* [Exercise description]:
Each record below should appear again exactly as written.

----- Record excerpts -----

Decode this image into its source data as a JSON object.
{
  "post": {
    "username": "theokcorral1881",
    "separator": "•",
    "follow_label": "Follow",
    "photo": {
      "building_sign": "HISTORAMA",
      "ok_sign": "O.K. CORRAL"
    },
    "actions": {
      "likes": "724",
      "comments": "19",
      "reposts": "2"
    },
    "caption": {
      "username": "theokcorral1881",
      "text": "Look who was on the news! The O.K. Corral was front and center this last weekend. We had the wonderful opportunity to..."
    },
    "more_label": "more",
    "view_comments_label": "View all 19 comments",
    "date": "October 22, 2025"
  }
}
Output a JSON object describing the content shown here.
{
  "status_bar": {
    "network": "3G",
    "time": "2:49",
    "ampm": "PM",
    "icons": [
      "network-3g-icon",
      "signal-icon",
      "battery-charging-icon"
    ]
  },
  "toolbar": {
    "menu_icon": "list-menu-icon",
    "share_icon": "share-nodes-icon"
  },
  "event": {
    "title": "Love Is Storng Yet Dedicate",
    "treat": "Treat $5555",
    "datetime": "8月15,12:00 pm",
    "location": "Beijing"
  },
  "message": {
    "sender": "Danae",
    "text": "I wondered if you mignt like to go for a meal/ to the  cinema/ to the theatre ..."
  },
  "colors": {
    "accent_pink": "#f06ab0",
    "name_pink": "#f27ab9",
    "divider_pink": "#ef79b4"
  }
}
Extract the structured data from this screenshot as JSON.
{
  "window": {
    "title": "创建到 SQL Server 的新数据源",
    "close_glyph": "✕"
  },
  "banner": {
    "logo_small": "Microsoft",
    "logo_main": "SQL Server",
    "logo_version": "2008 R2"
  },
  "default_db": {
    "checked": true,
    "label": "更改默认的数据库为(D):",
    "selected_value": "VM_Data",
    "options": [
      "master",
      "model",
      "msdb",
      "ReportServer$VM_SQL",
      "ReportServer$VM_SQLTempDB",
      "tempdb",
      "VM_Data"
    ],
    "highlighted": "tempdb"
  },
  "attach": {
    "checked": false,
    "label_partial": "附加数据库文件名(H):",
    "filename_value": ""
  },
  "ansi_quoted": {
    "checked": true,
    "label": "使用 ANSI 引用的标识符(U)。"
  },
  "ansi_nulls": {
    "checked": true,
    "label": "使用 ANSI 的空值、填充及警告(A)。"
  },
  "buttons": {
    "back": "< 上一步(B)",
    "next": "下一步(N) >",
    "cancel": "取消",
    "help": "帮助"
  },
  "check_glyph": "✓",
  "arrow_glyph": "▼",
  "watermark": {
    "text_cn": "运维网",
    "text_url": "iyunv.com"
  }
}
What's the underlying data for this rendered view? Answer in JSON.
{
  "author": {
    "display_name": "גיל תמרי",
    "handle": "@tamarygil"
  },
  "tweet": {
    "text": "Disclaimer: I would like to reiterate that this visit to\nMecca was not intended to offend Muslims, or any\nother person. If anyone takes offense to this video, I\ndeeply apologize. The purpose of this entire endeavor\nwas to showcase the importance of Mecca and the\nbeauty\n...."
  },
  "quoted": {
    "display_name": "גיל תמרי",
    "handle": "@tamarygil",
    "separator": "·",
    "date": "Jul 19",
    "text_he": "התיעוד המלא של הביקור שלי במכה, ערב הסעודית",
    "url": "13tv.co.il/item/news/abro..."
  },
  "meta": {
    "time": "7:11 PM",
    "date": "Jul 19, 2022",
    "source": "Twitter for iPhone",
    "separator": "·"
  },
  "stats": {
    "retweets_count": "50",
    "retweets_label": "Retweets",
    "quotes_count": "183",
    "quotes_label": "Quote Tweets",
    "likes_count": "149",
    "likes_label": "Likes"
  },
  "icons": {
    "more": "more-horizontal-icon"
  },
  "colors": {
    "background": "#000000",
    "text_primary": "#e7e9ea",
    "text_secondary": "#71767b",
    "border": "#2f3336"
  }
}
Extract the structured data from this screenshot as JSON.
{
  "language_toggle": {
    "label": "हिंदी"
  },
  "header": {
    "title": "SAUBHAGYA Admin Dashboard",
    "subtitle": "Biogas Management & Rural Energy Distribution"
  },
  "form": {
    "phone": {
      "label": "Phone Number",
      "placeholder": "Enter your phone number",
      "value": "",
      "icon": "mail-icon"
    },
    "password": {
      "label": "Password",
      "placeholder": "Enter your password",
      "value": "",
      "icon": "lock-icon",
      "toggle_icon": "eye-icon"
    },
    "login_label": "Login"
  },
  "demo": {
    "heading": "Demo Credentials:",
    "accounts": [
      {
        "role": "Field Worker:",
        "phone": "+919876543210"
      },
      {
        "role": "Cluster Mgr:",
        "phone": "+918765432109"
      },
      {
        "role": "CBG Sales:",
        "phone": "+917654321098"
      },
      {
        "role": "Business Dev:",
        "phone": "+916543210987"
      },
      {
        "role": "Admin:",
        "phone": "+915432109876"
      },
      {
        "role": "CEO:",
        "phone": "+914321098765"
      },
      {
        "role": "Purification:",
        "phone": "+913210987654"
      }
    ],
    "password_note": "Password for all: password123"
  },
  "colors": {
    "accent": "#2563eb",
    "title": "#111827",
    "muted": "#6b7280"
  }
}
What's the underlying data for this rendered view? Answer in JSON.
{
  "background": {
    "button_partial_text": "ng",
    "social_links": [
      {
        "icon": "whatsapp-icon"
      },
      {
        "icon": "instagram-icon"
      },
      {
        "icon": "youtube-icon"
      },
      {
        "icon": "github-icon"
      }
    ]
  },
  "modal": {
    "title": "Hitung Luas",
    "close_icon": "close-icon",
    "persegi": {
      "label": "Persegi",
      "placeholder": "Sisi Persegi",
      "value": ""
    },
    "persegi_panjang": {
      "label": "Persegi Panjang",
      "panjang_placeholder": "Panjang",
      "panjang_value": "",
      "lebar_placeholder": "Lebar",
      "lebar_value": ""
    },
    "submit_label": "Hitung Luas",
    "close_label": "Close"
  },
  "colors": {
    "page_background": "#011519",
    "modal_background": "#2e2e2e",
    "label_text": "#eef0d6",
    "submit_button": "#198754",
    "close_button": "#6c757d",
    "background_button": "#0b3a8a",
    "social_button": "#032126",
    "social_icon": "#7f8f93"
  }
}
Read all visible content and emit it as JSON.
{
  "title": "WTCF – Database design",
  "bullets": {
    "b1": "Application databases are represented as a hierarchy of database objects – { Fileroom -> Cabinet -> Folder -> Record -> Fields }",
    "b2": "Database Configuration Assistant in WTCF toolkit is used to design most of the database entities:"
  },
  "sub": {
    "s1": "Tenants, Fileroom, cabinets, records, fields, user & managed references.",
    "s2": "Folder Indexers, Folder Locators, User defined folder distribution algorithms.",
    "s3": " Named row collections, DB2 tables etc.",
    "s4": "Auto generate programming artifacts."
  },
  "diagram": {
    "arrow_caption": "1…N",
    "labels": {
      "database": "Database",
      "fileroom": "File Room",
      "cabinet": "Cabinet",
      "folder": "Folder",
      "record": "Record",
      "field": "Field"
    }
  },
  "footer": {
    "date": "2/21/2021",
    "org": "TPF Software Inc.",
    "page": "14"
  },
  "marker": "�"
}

-----

* [Solved problem]:
Decode this image into its source data as a JSON object.
{
  "post": {
    "username": "theokcorral1881",
    "separator": "•",
    "follow_label": "Follow",
    "photo": {
      "building_sign": "HISTORAMA",
      "ok_sign": "O.K. CORRAL"
    },
    "actions": {
      "likes": "724",
      "comments": "19",
      "reposts": "2"
    },
    "caption": {
      "username": "theokcorral1881",
      "text": "Look who was on the news! The O.K. Corral was front and center this last weekend. We had the wonderful opportunity to..."
    },
    "more_label": "more",
    "view_comments_label": "View all 19 comments",
    "date": "October 22, 2025"
  }
}
Output a JSON object describing the content shown here.
{
  "status_bar": {
    "network": "3G",
    "time": "2:49",
    "ampm": "PM",
    "icons": [
      "network-3g-icon",
      "signal-icon",
      "battery-charging-icon"
    ]
  },
  "toolbar": {
    "menu_icon": "list-menu-icon",
    "share_icon": "share-nodes-icon"
  },
  "event": {
    "title": "Love Is Storng Yet Dedicate",
    "treat": "Treat $5555",
    "datetime": "8月15,12:00 pm",
    "location": "Beijing"
  },
  "message": {
    "sender": "Danae",
    "text": "I wondered if you mignt like to go for a meal/ to the  cinema/ to the theatre ..."
  },
  "colors": {
    "accent_pink": "#f06ab0",
    "name_pink": "#f27ab9",
    "divider_pink": "#ef79b4"
  }
}
Extract the structured data from this screenshot as JSON.
{
  "window": {
    "title": "创建到 SQL Server 的新数据源",
    "close_glyph": "✕"
  },
  "banner": {
    "logo_small": "Microsoft",
    "logo_main": "SQL Server",
    "logo_version": "2008 R2"
  },
  "default_db": {
    "checked": true,
    "label": "更改默认的数据库为(D):",
    "selected_value": "VM_Data",
    "options": [
      "master",
      "model",
      "msdb",
      "ReportServer$VM_SQL",
      "ReportServer$VM_SQLTempDB",
      "tempdb",
      "VM_Data"
    ],
    "highlighted": "tempdb"
  },
  "attach": {
    "checked": false,
    "label_partial": "附加数据库文件名(H):",
    "filename_value": ""
  },
  "ansi_quoted": {
    "checked": true,
    "label": "使用 ANSI 引用的标识符(U)。"
  },
  "ansi_nulls": {
    "checked": true,
    "label": "使用 ANSI 的空值、填充及警告(A)。"
  },
  "buttons": {
    "back": "< 上一步(B)",
    "next": "下一步(N) >",
    "cancel": "取消",
    "help": "帮助"
  },
  "check_glyph": "✓",
  "arrow_glyph": "▼",
  "watermark": {
    "text_cn": "运维网",
    "text_url": "iyunv.com"
  }
}
What's the underlying data for this rendered view? Answer in JSON.
{
  "author": {
    "display_name": "גיל תמרי",
    "handle": "@tamarygil"
  },
  "tweet": {
    "text": "Disclaimer: I would like to reiterate that this visit to\nMecca was not intended to offend Muslims, or any\nother person. If anyone takes offense to this video, I\ndeeply apologize. The purpose of this entire endeavor\nwas to showcase the importance of Mecca and the\nbeauty\n...."
  },
  "quoted": {
    "display_name": "גיל תמרי",
    "handle": "@tamarygil",
    "separator": "·",
    "date": "Jul 19",
    "text_he": "התיעוד המלא של הביקור שלי במכה, ערב הסעודית",
    "url": "13tv.co.il/item/news/abro..."
  },
  "meta": {
    "time": "7:11 PM",
    "date": "Jul 19, 2022",
    "source": "Twitter for iPhone",
    "separator": "·"
  },
  "stats": {
    "retweets_count": "50",
    "retweets_label": "Retweets",
    "quotes_count": "183",
    "quotes_label": "Quote Tweets",
    "likes_count": "149",
    "likes_label": "Likes"
  },
  "icons": {
    "more": "more-horizontal-icon"
  },
  "colors": {
    "background": "#000000",
    "text_primary": "#e7e9ea",
    "text_secondary": "#71767b",
    "border": "#2f3336"
  }
}
Extract the structured data from this screenshot as JSON.
{
  "language_toggle": {
    "label": "हिंदी"
  },
  "header": {
    "title": "SAUBHAGYA Admin Dashboard",
    "subtitle": "Biogas Management & Rural Energy Distribution"
  },
  "form": {
    "phone": {
      "label": "Phone Number",
      "placeholder": "Enter your phone number",
      "value": "",
      "icon": "mail-icon"
    },
    "password": {
      "label": "Password",
      "placeholder": "Enter your password",
      "value": "",
      "icon": "lock-icon",
      "toggle_icon": "eye-icon"
    },
    "login_label": "Login"
  },
  "demo": {
    "heading": "Demo Credentials:",
    "accounts": [
      {
        "role": "Field Worker:",
        "phone": "+919876543210"
      },
      {
        "role": "Cluster Mgr:",
        "phone": "+918765432109"
      },
      {
        "role": "CBG Sales:",
        "phone": "+917654321098"
      },
      {
        "role": "Business Dev:",
        "phone": "+916543210987"
      },
      {
        "role": "Admin:",
        "phone": "+915432109876"
      },
      {
        "role": "CEO:",
        "phone": "+914321098765"
      },
      {
        "role": "Purification:",
        "phone": "+913210987654"
      }
    ],
    "password_note": "Password for all: password123"
  },
  "colors": {
    "accent": "#2563eb",
    "title": "#111827",
    "muted": "#6b7280"
  }
}
What's the underlying data for this rendered view? Answer in JSON.
{
  "background": {
    "button_partial_text": "ng",
    "social_links": [
      {
        "icon": "whatsapp-icon"
      },
      {
        "icon": "instagram-icon"
      },
      {
        "icon": "youtube-icon"
      },
      {
        "icon": "github-icon"
      }
    ]
  },
  "modal": {
    "title": "Hitung Luas",
    "close_icon": "close-icon",
    "persegi": {
      "label": "Persegi",
      "placeholder": "Sisi Persegi",
      "value": ""
    },
    "persegi_panjang": {
      "label": "Persegi Panjang",
      "panjang_placeholder": "Panjang",
      "panjang_value": "",
      "lebar_placeholder": "Lebar",
      "lebar_value": ""
    },
    "submit_label": "Hitung Luas",
    "close_label": "Close"
  },
  "colors": {
    "page_background": "#011519",
    "modal_background": "#2e2e2e",
    "label_text": "#eef0d6",
    "submit_button": "#198754",
    "close_button": "#6c757d",
    "background_button": "#0b3a8a",
    "social_button": "#032126",
    "social_icon": "#7f8f93"
  }
}
Read all visible content and emit it as JSON.
{
  "title": "WTCF – Database design",
  "bullets": {
    "b1": "Application databases are represented as a hierarchy of database objects – { Fileroom -> Cabinet -> Folder -> Record -> Fields }",
    "b2": "Database Configuration Assistant in WTCF toolkit is used to design most of the database entities:"
  },
  "sub": {
    "s1": "Tenants, Fileroom, cabinets, records, fields, user & managed references.",
    "s2": "Folder Indexers, Folder Locators, User defined folder distribution algorithms.",
    "s3": " Named row collections, DB2 tables etc.",
    "s4": "Auto generate programming artifacts."
  },
  "diagram": {
    "arrow_caption": "1…N",
    "labels": {
      "database": "Database",
      "fileroom": "File Room",
      "cabinet": "Cabinet",
      "folder": "Folder",
      "record": "Record",
      "field": "Field"
    }
  },
  "footer": {
    "date": "2/21/2021",
    "org": "TPF Software Inc.",
    "page": "14"
  },
  "marker": "�"
}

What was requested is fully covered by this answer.